■ **THE EXERCISE**
Copy out all lines that hold "بانيو".

-------- RECORDS SUPPLIED

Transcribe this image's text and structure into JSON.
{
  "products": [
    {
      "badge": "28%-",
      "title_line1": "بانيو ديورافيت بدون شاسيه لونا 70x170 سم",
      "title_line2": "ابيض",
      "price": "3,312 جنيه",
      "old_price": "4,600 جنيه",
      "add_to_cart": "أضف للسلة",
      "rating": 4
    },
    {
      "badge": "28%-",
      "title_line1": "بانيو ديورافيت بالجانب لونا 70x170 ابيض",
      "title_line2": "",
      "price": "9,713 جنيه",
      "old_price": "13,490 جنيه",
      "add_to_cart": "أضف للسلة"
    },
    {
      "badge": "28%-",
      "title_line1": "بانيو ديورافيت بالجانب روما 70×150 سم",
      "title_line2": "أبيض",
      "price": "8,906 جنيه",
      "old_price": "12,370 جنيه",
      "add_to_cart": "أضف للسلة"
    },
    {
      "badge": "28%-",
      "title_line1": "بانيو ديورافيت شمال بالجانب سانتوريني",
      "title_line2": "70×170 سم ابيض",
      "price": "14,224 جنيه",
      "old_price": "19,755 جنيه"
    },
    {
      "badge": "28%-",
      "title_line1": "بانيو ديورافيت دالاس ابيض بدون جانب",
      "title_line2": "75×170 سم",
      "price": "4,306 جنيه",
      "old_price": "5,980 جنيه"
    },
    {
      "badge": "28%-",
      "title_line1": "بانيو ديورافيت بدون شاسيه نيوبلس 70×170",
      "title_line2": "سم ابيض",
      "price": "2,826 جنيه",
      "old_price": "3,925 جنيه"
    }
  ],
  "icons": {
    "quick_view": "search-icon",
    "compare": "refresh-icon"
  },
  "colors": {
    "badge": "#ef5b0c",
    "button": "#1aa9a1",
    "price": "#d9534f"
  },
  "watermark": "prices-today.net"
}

----------------
-------- RECORDS SUPPLIED

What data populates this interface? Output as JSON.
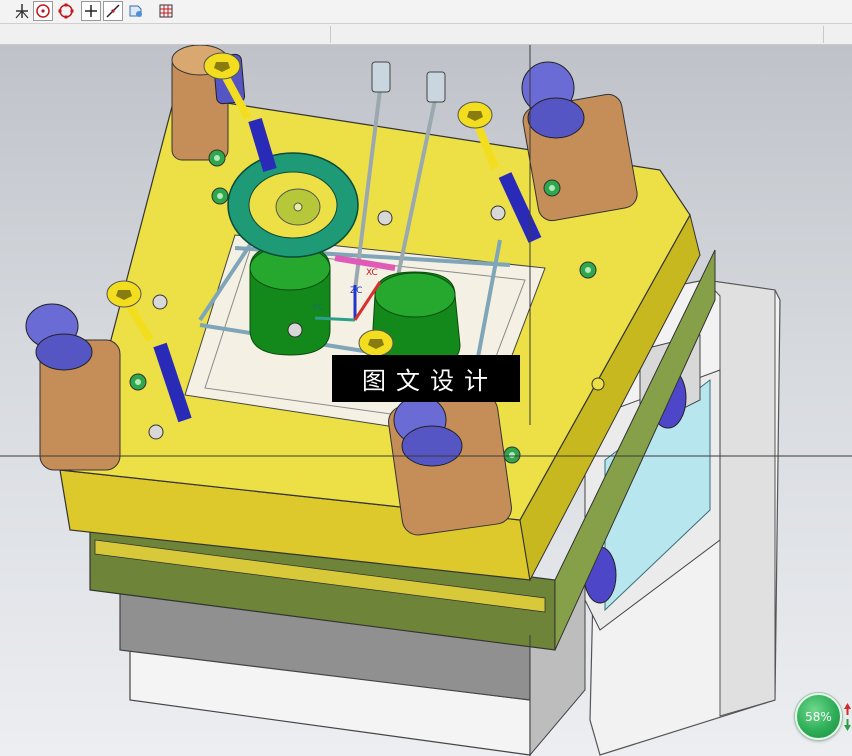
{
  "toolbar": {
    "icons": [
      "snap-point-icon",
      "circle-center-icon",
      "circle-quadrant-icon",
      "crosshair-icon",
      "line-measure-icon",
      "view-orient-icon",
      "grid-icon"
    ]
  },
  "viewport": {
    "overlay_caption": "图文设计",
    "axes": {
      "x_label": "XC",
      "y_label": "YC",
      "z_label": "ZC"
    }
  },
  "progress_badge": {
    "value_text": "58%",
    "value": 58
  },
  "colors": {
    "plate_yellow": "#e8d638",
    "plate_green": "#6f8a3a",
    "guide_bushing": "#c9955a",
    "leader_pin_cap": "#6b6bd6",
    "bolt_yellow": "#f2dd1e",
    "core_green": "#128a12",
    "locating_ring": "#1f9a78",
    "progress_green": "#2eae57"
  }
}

----------------

■ **COMPLETED EXERCISE**
      "title_line1": "بانيو ديورافيت بدون شاسيه لونا 70x170 سم",
      "title_line1": "بانيو ديورافيت بالجانب لونا 70x170 ابيض",
      "title_line1": "بانيو ديورافيت بالجانب روما 70×150 سم",
      "title_line1": "بانيو ديورافيت شمال بالجانب سانتوريني",
      "title_line1": "بانيو ديورافيت دالاس ابيض بدون جانب",
      "title_line1": "بانيو ديورافيت بدون شاسيه نيوبلس 70×170",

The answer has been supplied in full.